[Saved data entries]
=======

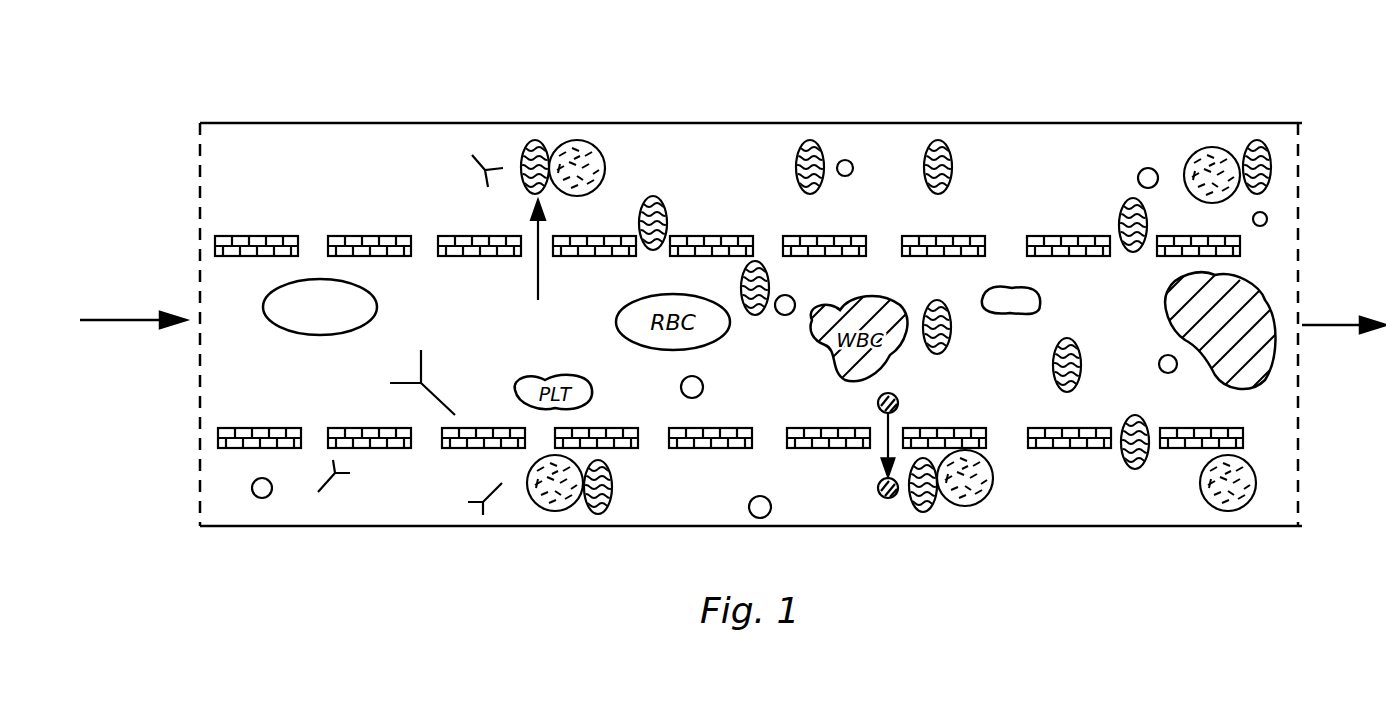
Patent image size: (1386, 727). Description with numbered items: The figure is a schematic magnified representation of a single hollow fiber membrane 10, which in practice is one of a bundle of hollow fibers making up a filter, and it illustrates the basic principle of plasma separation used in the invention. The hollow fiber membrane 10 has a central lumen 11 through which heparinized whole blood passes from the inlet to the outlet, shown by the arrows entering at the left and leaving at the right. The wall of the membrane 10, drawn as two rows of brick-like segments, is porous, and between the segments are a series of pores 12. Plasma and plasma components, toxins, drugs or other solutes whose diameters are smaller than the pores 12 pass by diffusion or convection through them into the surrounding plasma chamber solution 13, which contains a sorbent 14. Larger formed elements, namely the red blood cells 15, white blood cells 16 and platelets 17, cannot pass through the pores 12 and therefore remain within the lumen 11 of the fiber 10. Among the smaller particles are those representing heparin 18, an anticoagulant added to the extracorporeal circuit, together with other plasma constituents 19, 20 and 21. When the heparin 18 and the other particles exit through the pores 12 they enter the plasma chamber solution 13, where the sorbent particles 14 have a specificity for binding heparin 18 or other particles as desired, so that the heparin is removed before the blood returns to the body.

The hollow fiber membrane 10 is at (727, 236).
The central lumen 11 is at (240, 278).
The pores 12 is at (885, 238).
The plasma chamber solution 13 is at (1080, 170).
The sorbent 14 is at (578, 140).
The red blood cells 15 is at (322, 280).
The white blood cells 16 is at (1250, 300).
The platelets 17 is at (1000, 285).
The heparin 18 is at (537, 140).
The plasma constituent 19 is at (845, 160).
The plasma constituent 20 is at (485, 158).
The plasma constituent 21 is at (885, 497).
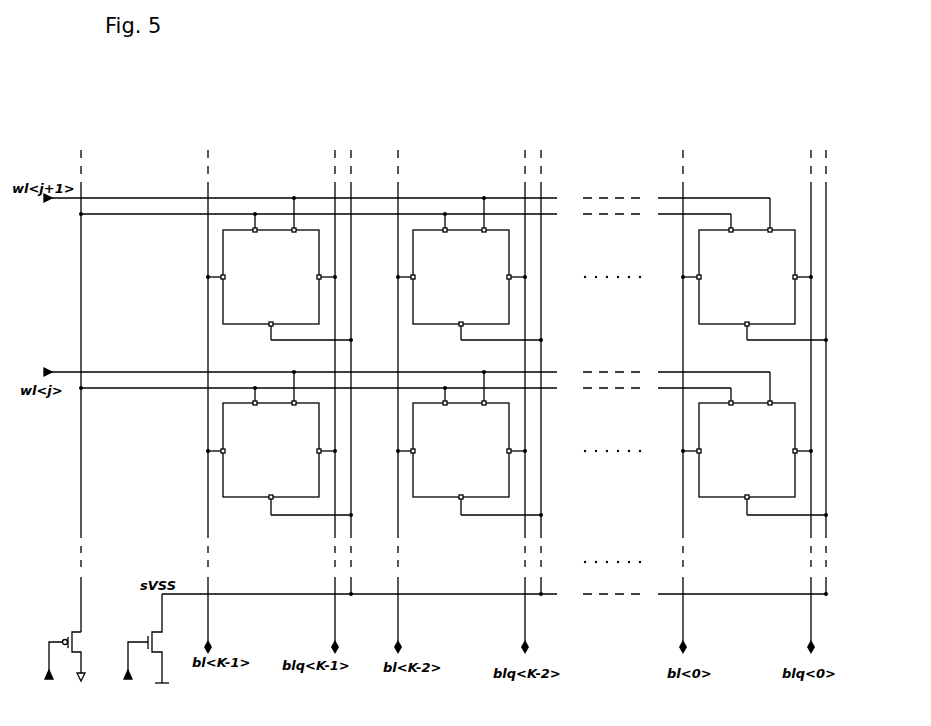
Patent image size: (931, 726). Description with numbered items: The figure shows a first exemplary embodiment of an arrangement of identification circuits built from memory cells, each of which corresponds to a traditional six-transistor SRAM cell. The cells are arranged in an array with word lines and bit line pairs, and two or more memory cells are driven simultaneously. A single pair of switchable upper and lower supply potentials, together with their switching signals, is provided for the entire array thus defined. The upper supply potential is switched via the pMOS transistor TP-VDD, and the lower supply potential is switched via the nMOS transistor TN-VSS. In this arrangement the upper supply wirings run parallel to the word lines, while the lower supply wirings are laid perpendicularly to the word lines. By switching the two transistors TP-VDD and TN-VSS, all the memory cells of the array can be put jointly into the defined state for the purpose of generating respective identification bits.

The pMOS transistor TP-VDD is at (65, 654).
The nMOS transistor TN-VSS is at (151, 649).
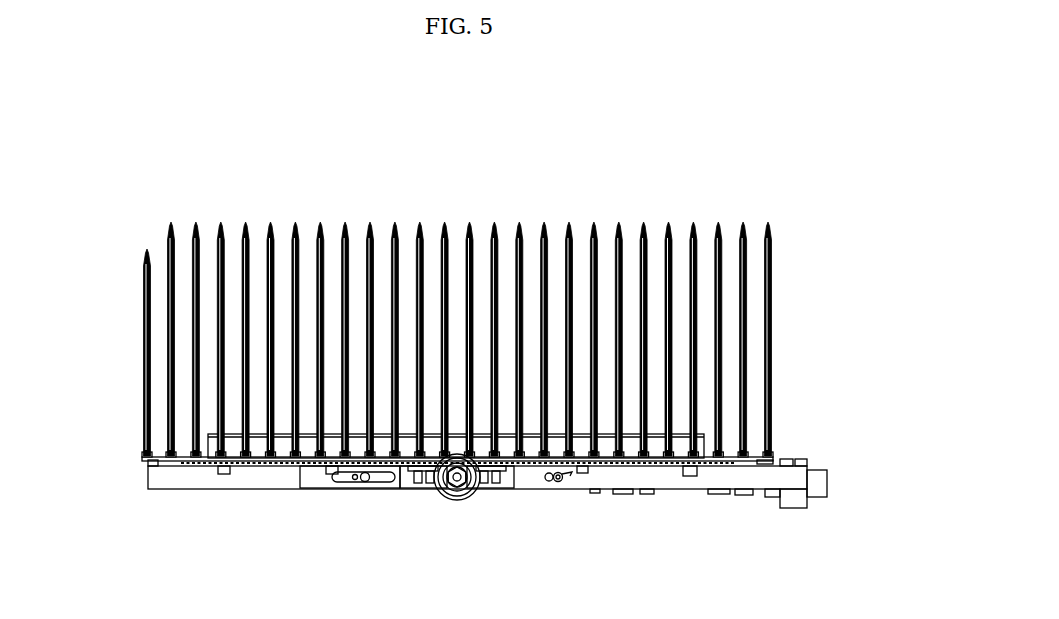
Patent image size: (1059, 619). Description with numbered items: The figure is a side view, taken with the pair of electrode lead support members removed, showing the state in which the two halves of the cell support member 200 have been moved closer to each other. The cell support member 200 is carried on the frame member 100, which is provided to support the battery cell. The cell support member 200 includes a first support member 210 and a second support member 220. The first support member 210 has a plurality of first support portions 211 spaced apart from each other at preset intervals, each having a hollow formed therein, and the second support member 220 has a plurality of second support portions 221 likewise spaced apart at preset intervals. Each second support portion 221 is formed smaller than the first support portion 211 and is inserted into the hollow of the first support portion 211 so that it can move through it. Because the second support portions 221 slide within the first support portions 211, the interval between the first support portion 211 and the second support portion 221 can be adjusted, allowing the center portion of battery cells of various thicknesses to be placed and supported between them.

The frame member 100 is at (205, 498).
The cell support member 200 is at (172, 118).
The first support member 210 is at (184, 178).
The first support portion 211 is at (171, 222).
The second support member 220 is at (124, 196).
The second support portion 221 is at (147, 254).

=======

> INSTRUCTIONS FOR THE TASK: Copy every entry above exactly as it stands, but leave the pictures out.

> EXPECTED ANSWER:
Patent image size: (1386, 727). Description with numbered items: The figure is a schematic magnified representation of a single hollow fiber membrane 10, which in practice is one of a bundle of hollow fibers making up a filter, and it illustrates the basic principle of plasma separation used in the invention. The hollow fiber membrane 10 has a central lumen 11 through which heparinized whole blood passes from the inlet to the outlet, shown by the arrows entering at the left and leaving at the right. The wall of the membrane 10, drawn as two rows of brick-like segments, is porous, and between the segments are a series of pores 12. Plasma and plasma components, toxins, drugs or other solutes whose diameters are smaller than the pores 12 pass by diffusion or convection through them into the surrounding plasma chamber solution 13, which contains a sorbent 14. Larger formed elements, namely the red blood cells 15, white blood cells 16 and platelets 17, cannot pass through the pores 12 and therefore remain within the lumen 11 of the fiber 10. Among the smaller particles are those representing heparin 18, an anticoagulant added to the extracorporeal circuit, together with other plasma constituents 19, 20 and 21. When the heparin 18 and the other particles exit through the pores 12 they enter the plasma chamber solution 13, where the sorbent particles 14 have a specificity for binding heparin 18 or other particles as desired, so that the heparin is removed before the blood returns to the body.

The hollow fiber membrane 10 is at (727, 236).
The central lumen 11 is at (240, 278).
The pores 12 is at (885, 238).
The plasma chamber solution 13 is at (1080, 170).
The sorbent 14 is at (578, 140).
The red blood cells 15 is at (322, 280).
The white blood cells 16 is at (1250, 300).
The platelets 17 is at (1000, 285).
The heparin 18 is at (537, 140).
The plasma constituent 19 is at (845, 160).
The plasma constituent 20 is at (485, 158).
The plasma constituent 21 is at (885, 497).
Patent image size: (931, 726). Description with numbered items: The figure shows a first exemplary embodiment of an arrangement of identification circuits built from memory cells, each of which corresponds to a traditional six-transistor SRAM cell. The cells are arranged in an array with word lines and bit line pairs, and two or more memory cells are driven simultaneously. A single pair of switchable upper and lower supply potentials, together with their switching signals, is provided for the entire array thus defined. The upper supply potential is switched via the pMOS transistor TP-VDD, and the lower supply potential is switched via the nMOS transistor TN-VSS. In this arrangement the upper supply wirings run parallel to the word lines, while the lower supply wirings are laid perpendicularly to the word lines. By switching the two transistors TP-VDD and TN-VSS, all the memory cells of the array can be put jointly into the defined state for the purpose of generating respective identification bits.

The pMOS transistor TP-VDD is at (65, 654).
The nMOS transistor TN-VSS is at (151, 649).
Patent image size: (1059, 619). Description with numbered items: The figure is a side view, taken with the pair of electrode lead support members removed, showing the state in which the two halves of the cell support member 200 have been moved closer to each other. The cell support member 200 is carried on the frame member 100, which is provided to support the battery cell. The cell support member 200 includes a first support member 210 and a second support member 220. The first support member 210 has a plurality of first support portions 211 spaced apart from each other at preset intervals, each having a hollow formed therein, and the second support member 220 has a plurality of second support portions 221 likewise spaced apart at preset intervals. Each second support portion 221 is formed smaller than the first support portion 211 and is inserted into the hollow of the first support portion 211 so that it can move through it. Because the second support portions 221 slide within the first support portions 211, the interval between the first support portion 211 and the second support portion 221 can be adjusted, allowing the center portion of battery cells of various thicknesses to be placed and supported between them.

The frame member 100 is at (205, 498).
The cell support member 200 is at (172, 118).
The first support member 210 is at (184, 178).
The first support portion 211 is at (171, 222).
The second support member 220 is at (124, 196).
The second support portion 221 is at (147, 254).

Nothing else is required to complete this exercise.